[Records from a collection]
==========

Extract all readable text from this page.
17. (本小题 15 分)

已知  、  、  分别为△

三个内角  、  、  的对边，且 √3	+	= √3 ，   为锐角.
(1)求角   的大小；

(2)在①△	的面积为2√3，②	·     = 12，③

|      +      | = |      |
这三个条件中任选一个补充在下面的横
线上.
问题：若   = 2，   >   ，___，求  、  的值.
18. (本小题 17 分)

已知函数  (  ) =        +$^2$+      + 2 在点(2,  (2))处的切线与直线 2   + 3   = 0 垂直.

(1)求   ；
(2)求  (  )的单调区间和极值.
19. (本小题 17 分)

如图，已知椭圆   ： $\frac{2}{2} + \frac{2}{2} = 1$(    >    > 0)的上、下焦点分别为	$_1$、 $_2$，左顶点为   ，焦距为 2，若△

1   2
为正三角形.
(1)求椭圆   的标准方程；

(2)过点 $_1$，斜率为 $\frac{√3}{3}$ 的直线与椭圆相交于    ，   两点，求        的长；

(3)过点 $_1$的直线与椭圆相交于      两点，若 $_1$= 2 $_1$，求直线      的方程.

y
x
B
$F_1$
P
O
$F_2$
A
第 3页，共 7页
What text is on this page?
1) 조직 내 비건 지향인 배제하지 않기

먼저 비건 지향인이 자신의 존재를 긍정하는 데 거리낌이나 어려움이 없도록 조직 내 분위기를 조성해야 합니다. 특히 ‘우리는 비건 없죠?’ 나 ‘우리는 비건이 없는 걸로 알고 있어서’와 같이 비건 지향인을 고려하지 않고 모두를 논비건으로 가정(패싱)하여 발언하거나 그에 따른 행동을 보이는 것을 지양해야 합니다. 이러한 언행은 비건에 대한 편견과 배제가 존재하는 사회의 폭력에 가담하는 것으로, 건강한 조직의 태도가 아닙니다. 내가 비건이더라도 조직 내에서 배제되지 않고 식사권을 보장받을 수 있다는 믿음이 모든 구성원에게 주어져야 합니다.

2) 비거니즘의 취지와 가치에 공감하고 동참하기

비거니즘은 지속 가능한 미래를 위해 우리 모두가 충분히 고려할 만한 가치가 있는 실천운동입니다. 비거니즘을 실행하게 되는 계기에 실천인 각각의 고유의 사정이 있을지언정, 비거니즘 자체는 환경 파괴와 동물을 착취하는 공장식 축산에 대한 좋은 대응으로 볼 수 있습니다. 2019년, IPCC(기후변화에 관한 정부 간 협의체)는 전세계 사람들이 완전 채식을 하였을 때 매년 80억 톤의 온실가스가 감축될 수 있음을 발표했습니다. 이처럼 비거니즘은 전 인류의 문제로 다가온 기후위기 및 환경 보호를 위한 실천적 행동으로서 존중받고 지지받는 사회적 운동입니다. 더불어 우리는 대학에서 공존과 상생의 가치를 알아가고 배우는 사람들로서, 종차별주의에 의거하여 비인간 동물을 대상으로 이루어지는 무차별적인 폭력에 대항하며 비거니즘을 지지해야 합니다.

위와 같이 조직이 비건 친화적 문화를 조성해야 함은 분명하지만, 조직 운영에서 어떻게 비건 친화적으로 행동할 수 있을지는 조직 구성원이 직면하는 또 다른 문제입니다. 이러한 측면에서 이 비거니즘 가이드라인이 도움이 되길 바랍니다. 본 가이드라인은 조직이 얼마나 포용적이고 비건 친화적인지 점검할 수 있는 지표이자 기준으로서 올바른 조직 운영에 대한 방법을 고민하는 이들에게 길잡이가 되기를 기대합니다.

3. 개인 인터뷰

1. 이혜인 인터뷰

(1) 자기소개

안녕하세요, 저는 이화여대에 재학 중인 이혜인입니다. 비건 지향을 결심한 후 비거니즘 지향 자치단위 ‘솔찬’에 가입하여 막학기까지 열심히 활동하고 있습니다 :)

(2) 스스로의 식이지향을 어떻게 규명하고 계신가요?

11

==========

Exercise:
Locate the line that contains "What text is on this page?". Repeat it and every line after it, up to and including the final line, exactly.

Expected answer:
What text is on this page?
1) 조직 내 비건 지향인 배제하지 않기

먼저 비건 지향인이 자신의 존재를 긍정하는 데 거리낌이나 어려움이 없도록 조직 내 분위기를 조성해야 합니다. 특히 ‘우리는 비건 없죠?’ 나 ‘우리는 비건이 없는 걸로 알고 있어서’와 같이 비건 지향인을 고려하지 않고 모두를 논비건으로 가정(패싱)하여 발언하거나 그에 따른 행동을 보이는 것을 지양해야 합니다. 이러한 언행은 비건에 대한 편견과 배제가 존재하는 사회의 폭력에 가담하는 것으로, 건강한 조직의 태도가 아닙니다. 내가 비건이더라도 조직 내에서 배제되지 않고 식사권을 보장받을 수 있다는 믿음이 모든 구성원에게 주어져야 합니다.

2) 비거니즘의 취지와 가치에 공감하고 동참하기

비거니즘은 지속 가능한 미래를 위해 우리 모두가 충분히 고려할 만한 가치가 있는 실천운동입니다. 비거니즘을 실행하게 되는 계기에 실천인 각각의 고유의 사정이 있을지언정, 비거니즘 자체는 환경 파괴와 동물을 착취하는 공장식 축산에 대한 좋은 대응으로 볼 수 있습니다. 2019년, IPCC(기후변화에 관한 정부 간 협의체)는 전세계 사람들이 완전 채식을 하였을 때 매년 80억 톤의 온실가스가 감축될 수 있음을 발표했습니다. 이처럼 비거니즘은 전 인류의 문제로 다가온 기후위기 및 환경 보호를 위한 실천적 행동으로서 존중받고 지지받는 사회적 운동입니다. 더불어 우리는 대학에서 공존과 상생의 가치를 알아가고 배우는 사람들로서, 종차별주의에 의거하여 비인간 동물을 대상으로 이루어지는 무차별적인 폭력에 대항하며 비거니즘을 지지해야 합니다.

위와 같이 조직이 비건 친화적 문화를 조성해야 함은 분명하지만, 조직 운영에서 어떻게 비건 친화적으로 행동할 수 있을지는 조직 구성원이 직면하는 또 다른 문제입니다. 이러한 측면에서 이 비거니즘 가이드라인이 도움이 되길 바랍니다. 본 가이드라인은 조직이 얼마나 포용적이고 비건 친화적인지 점검할 수 있는 지표이자 기준으로서 올바른 조직 운영에 대한 방법을 고민하는 이들에게 길잡이가 되기를 기대합니다.

3. 개인 인터뷰

1. 이혜인 인터뷰

(1) 자기소개

안녕하세요, 저는 이화여대에 재학 중인 이혜인입니다. 비건 지향을 결심한 후 비거니즘 지향 자치단위 ‘솔찬’에 가입하여 막학기까지 열심히 활동하고 있습니다 :)

(2) 스스로의 식이지향을 어떻게 규명하고 계신가요?

11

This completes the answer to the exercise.